__Stated task__: Count how many lines hold the string "έτος". Answer with that number and nothing more.

--

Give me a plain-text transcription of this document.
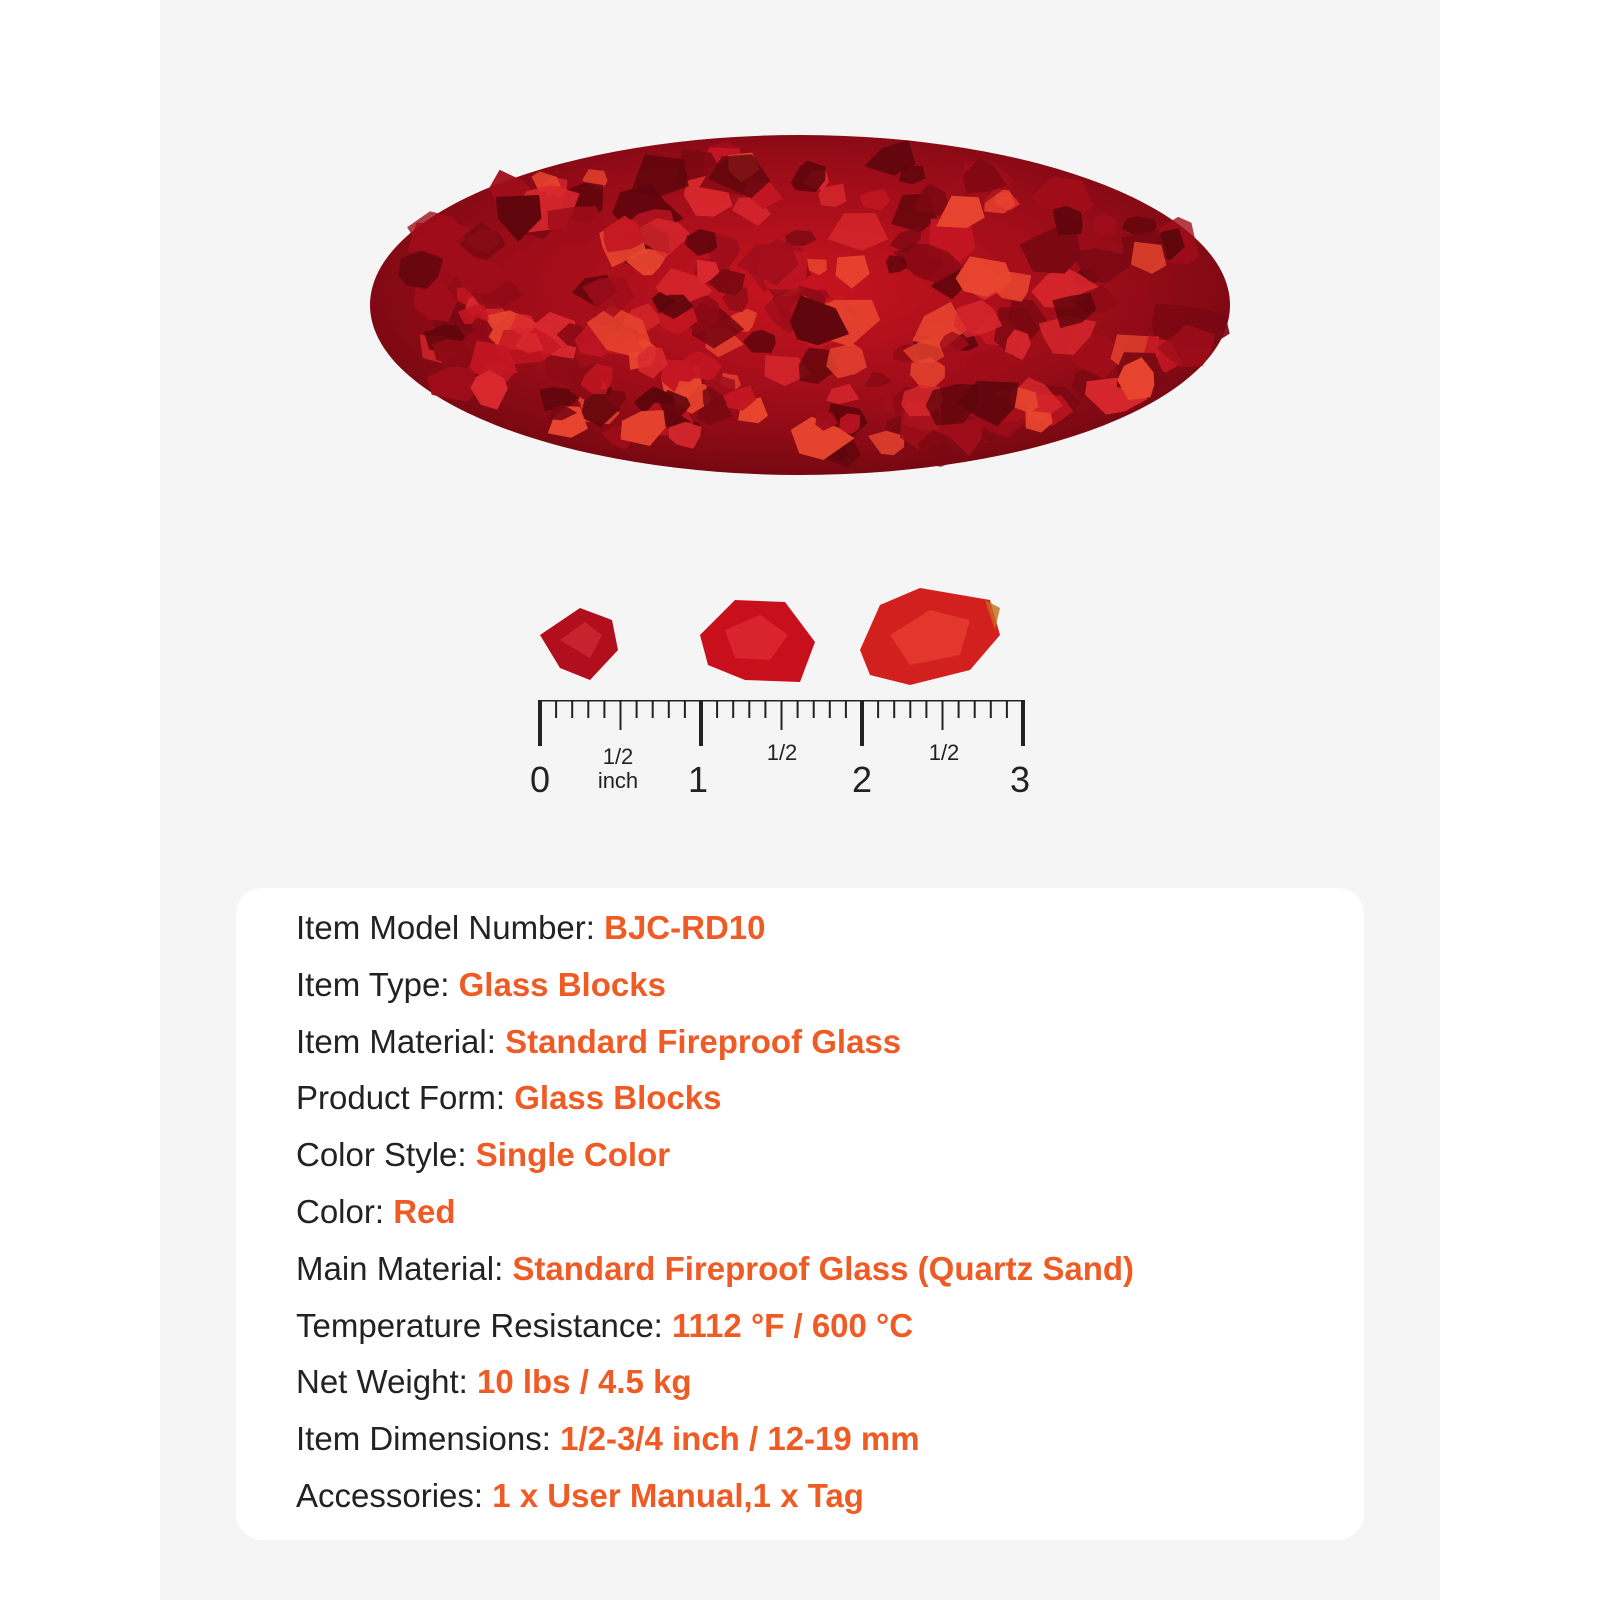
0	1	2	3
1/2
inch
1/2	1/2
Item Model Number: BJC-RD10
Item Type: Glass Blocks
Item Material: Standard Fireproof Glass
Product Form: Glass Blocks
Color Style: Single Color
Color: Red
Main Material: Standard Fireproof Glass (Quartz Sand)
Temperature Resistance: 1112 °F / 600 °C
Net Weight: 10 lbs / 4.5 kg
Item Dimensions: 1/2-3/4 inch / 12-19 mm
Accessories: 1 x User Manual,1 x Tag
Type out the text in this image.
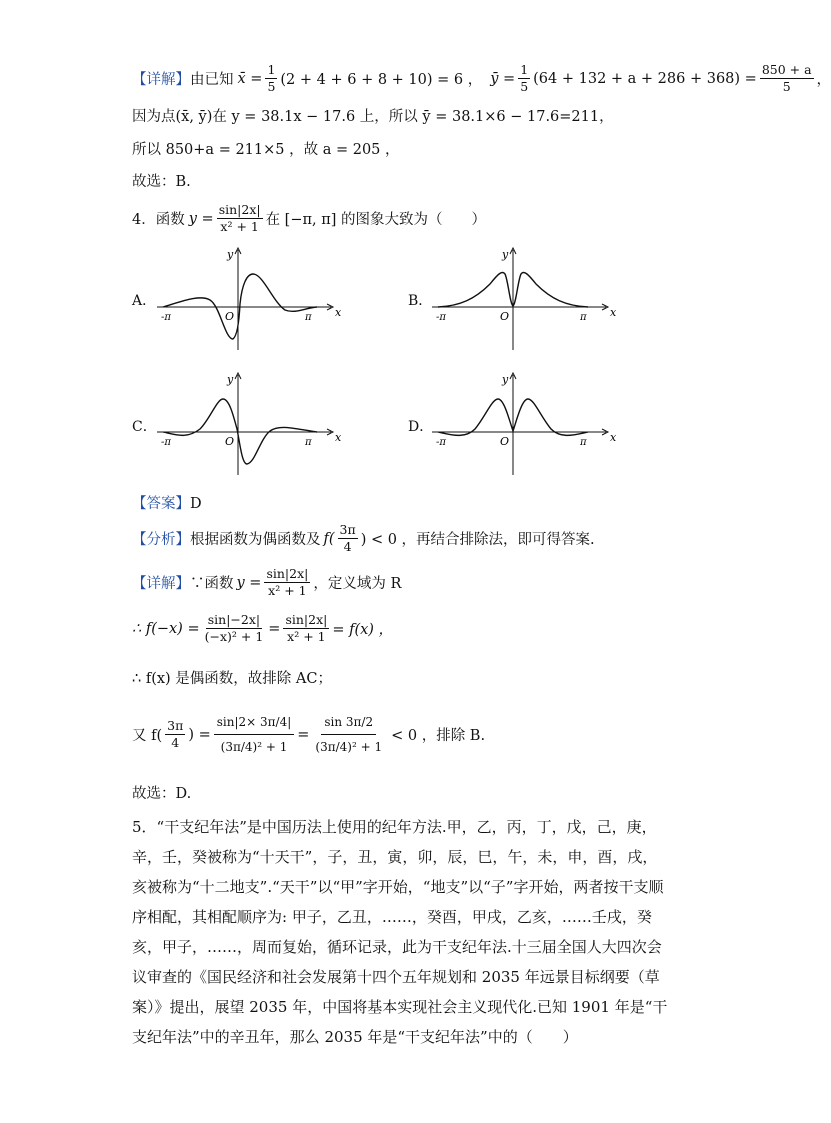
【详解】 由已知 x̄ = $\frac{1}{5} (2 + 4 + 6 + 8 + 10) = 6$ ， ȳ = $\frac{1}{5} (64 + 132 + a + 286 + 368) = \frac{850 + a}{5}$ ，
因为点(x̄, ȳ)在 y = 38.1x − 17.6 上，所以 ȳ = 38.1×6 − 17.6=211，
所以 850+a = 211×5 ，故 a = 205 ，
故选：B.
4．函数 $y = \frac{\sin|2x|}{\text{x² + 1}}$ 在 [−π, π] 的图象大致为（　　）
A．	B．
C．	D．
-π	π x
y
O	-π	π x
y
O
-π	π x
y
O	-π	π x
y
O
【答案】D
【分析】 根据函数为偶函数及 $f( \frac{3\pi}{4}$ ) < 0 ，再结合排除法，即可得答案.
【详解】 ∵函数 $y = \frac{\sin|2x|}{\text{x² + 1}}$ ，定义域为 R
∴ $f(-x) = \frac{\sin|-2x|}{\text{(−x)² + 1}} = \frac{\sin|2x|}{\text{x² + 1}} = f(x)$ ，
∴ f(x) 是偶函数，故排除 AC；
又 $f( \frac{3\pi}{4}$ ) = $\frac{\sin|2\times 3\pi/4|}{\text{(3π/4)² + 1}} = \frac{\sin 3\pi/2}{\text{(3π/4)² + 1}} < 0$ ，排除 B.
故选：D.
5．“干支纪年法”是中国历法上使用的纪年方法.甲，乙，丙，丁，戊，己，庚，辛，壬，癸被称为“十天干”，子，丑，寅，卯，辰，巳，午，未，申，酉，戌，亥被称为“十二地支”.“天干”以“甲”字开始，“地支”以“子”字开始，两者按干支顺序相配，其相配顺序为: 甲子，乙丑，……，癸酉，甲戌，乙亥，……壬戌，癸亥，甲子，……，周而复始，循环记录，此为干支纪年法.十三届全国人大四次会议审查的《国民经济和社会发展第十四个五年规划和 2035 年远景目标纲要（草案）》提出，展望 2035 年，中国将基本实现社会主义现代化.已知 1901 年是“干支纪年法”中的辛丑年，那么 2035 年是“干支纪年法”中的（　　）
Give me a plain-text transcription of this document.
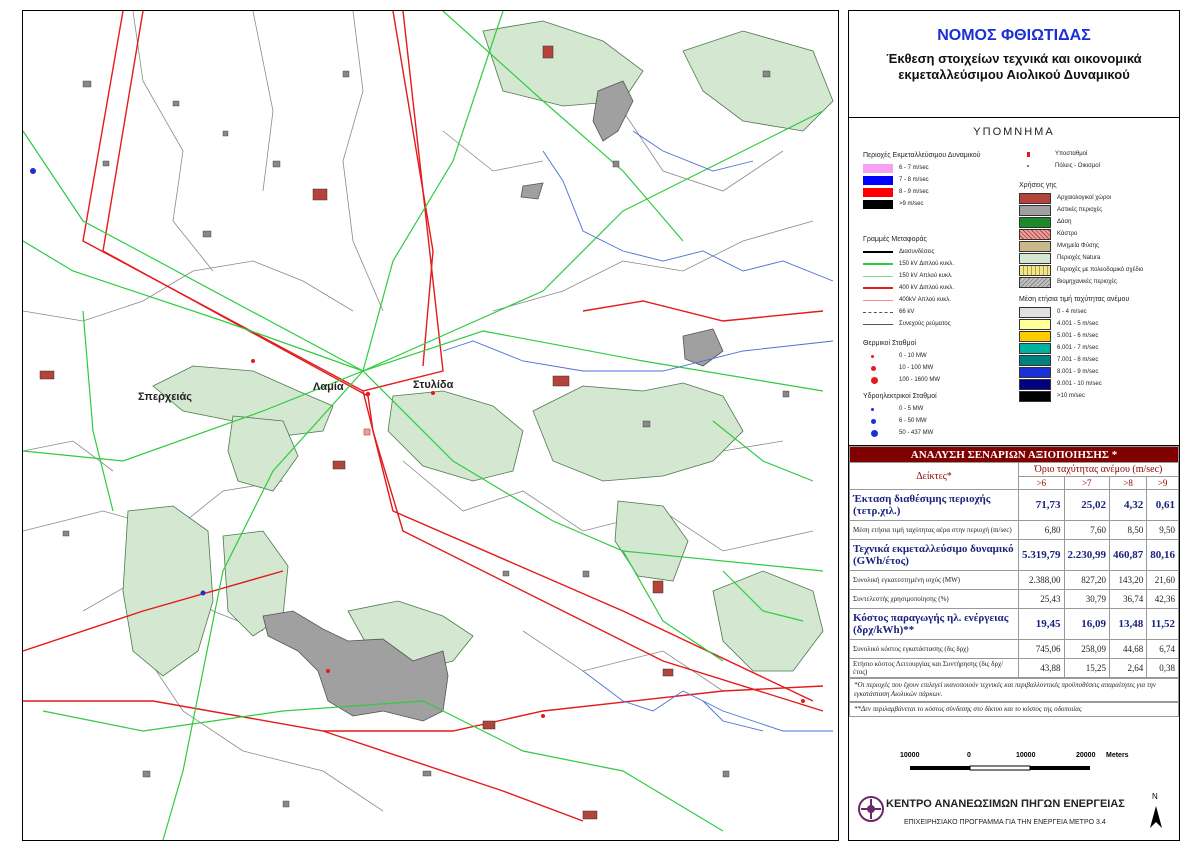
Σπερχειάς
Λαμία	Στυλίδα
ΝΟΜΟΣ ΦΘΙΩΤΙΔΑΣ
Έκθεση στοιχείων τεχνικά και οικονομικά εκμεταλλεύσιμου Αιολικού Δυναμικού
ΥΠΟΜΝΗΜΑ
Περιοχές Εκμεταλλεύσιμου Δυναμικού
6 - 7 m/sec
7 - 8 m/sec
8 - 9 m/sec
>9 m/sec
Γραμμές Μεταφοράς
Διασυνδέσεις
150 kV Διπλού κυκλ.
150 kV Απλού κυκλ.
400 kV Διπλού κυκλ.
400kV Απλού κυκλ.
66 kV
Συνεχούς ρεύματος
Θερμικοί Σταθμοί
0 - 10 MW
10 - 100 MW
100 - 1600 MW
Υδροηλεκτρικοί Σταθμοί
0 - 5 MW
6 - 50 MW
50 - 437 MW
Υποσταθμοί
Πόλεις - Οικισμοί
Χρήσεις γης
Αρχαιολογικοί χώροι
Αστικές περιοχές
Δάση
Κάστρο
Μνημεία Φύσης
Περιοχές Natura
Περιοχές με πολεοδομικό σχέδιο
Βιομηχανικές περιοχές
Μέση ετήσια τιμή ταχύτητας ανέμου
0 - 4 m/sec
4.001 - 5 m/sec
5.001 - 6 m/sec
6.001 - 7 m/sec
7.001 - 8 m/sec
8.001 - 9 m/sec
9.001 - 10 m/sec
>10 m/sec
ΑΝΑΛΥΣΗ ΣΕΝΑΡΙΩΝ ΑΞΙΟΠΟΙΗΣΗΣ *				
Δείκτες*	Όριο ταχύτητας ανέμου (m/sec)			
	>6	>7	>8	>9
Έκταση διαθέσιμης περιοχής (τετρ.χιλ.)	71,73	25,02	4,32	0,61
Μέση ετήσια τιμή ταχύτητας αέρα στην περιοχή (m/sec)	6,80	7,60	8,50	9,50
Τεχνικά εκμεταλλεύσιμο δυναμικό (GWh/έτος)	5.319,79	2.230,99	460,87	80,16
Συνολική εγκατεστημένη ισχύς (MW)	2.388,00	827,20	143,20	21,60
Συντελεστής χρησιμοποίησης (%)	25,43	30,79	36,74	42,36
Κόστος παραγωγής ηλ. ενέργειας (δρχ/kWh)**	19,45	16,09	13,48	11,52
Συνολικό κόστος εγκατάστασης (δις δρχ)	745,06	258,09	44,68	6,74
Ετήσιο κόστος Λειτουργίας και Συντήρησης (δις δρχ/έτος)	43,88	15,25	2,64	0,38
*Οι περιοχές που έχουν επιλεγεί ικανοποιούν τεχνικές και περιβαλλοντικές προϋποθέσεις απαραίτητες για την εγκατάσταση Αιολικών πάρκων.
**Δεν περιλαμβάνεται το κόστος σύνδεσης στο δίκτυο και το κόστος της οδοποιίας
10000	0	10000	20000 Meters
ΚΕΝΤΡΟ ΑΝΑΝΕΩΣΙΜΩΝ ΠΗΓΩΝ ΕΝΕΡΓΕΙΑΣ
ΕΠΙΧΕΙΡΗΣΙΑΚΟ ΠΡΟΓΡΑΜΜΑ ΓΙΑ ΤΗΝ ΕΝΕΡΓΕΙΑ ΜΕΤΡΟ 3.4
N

--

__Answer for the task__: 2